[Saved entries]
*-*-*

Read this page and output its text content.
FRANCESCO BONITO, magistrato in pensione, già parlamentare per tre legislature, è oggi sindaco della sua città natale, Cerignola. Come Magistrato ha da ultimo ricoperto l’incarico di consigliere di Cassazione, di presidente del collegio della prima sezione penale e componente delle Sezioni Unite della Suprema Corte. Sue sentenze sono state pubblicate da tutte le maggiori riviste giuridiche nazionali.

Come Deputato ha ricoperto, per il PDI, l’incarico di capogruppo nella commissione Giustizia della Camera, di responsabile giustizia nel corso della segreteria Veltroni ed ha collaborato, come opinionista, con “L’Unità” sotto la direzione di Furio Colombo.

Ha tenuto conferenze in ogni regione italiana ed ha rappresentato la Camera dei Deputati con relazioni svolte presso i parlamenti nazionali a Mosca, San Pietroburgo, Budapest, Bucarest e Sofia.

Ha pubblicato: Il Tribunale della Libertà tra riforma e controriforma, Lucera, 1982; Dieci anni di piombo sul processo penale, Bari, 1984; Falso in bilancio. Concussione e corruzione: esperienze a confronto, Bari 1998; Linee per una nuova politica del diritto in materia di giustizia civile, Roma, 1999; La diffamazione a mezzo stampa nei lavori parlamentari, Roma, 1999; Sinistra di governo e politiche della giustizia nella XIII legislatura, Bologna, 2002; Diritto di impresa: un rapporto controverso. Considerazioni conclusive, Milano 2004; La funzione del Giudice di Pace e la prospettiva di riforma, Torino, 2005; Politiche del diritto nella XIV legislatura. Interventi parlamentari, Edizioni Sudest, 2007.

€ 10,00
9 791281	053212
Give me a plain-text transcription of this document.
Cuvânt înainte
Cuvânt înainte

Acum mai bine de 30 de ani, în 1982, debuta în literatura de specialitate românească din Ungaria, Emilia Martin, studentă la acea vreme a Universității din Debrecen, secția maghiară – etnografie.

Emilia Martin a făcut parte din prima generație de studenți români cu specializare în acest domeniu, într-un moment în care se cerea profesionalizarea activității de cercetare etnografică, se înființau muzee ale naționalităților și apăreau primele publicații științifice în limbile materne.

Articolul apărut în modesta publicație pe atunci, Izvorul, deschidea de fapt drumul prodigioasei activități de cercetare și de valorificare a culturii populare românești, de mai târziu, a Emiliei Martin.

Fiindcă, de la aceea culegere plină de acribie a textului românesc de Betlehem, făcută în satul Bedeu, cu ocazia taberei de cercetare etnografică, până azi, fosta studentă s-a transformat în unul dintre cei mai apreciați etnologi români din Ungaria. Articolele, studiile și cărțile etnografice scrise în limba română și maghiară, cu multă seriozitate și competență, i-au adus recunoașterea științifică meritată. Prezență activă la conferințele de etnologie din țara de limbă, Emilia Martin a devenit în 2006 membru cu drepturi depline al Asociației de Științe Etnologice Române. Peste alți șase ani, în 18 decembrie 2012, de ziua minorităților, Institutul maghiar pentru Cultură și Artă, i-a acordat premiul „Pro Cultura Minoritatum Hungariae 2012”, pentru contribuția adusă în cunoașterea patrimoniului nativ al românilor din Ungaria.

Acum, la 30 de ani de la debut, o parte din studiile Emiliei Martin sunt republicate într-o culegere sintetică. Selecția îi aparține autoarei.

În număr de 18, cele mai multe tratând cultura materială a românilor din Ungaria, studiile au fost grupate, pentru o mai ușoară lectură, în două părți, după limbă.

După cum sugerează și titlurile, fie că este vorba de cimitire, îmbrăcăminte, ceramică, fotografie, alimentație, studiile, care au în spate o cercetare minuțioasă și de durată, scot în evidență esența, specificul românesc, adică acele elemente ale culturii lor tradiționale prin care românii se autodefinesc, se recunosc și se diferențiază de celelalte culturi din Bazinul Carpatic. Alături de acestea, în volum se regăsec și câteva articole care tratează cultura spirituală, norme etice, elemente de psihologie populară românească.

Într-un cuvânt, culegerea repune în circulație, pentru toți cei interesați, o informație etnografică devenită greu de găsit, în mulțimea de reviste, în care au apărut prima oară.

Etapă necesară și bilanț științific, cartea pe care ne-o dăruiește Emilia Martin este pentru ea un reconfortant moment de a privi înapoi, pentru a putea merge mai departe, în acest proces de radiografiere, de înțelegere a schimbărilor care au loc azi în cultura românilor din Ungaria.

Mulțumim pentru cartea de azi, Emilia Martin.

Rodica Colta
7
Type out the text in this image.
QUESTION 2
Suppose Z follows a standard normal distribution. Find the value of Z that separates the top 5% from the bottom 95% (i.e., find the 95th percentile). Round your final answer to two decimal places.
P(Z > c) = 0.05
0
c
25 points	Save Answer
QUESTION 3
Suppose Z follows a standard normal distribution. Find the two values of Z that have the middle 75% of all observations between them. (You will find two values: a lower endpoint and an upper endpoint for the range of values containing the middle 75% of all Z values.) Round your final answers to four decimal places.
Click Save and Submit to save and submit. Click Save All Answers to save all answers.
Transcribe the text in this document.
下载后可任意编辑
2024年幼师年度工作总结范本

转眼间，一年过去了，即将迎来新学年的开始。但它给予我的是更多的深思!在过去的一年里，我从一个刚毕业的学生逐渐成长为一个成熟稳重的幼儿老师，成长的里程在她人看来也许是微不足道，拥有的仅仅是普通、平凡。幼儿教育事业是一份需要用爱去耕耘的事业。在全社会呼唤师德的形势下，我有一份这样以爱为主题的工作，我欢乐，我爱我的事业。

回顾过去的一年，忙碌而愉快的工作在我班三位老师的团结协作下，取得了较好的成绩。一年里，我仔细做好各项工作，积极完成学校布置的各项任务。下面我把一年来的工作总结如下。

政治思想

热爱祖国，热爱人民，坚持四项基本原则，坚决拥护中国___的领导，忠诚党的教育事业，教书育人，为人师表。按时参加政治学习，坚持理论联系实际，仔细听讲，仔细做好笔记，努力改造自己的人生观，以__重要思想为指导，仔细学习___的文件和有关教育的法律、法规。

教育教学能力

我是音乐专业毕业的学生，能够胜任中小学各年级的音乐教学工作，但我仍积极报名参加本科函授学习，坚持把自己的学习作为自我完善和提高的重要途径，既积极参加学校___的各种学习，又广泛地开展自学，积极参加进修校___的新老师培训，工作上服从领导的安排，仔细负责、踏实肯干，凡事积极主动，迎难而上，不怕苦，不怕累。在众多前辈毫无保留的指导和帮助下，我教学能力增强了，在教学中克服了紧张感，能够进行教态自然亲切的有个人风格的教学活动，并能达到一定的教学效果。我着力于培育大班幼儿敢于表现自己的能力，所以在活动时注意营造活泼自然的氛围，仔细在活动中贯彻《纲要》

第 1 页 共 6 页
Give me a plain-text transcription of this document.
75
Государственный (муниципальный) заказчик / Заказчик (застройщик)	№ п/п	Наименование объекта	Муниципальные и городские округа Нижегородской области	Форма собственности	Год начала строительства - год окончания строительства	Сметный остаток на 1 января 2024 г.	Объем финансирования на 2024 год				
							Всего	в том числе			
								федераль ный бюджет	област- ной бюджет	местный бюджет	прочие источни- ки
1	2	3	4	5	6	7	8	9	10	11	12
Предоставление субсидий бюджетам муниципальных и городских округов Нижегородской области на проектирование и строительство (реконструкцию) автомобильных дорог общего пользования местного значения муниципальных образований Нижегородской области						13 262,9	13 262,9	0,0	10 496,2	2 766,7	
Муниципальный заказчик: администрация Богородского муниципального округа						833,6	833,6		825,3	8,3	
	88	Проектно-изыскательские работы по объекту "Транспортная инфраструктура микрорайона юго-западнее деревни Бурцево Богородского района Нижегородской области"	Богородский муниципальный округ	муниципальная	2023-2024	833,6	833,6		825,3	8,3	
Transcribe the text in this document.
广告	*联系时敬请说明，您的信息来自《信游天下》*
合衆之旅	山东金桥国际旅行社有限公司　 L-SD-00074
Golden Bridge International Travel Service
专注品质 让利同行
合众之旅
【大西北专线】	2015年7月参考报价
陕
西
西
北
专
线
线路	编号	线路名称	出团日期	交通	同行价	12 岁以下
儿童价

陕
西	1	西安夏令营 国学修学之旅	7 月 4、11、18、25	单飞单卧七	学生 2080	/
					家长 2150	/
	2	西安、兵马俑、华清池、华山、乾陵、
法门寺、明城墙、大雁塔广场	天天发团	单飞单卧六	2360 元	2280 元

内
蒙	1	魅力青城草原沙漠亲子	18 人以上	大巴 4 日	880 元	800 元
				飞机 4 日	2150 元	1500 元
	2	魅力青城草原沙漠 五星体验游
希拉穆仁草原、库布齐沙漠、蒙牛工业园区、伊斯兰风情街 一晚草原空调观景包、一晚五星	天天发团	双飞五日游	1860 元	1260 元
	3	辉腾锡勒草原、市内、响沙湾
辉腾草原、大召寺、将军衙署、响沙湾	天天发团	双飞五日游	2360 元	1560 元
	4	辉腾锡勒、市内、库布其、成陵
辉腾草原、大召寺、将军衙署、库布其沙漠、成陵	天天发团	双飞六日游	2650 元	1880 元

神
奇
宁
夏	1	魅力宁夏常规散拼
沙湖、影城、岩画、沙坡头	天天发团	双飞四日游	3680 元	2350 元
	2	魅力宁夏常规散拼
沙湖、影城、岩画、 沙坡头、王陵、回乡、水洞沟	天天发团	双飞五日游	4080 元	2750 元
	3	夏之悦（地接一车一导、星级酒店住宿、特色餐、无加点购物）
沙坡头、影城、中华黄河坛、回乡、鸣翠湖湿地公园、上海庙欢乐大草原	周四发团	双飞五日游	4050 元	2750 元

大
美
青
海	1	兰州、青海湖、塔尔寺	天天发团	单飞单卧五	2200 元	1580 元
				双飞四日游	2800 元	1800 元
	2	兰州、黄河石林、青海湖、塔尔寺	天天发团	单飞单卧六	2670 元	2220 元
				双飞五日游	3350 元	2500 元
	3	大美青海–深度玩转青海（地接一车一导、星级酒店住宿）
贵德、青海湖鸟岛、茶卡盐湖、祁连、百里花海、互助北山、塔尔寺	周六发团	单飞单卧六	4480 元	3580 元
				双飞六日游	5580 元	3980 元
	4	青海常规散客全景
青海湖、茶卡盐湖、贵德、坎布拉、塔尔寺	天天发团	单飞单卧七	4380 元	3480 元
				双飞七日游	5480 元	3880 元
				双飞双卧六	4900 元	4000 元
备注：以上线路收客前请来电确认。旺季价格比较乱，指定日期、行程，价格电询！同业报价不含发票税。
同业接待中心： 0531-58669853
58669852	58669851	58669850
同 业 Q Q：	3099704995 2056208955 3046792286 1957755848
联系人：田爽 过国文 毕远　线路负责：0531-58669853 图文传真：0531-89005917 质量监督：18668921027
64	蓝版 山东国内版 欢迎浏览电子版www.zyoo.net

*-*-*

*Given exercise*: In the records, locate each line holding the string "distribution" and copy it.

*Solution for this exercise*:
Suppose Z follows a standard normal distribution. Find the value of Z that separates the top 5% from the bottom 95% (i.e., find the 95th percentile). Round your final answer to two decimal places.
Suppose Z follows a standard normal distribution. Find the two values of Z that have the middle 75% of all observations between them. (You will find two values: a lower endpoint and an upper endpoint for the range of values containing the middle 75% of all Z values.) Round your final answers to four decimal places.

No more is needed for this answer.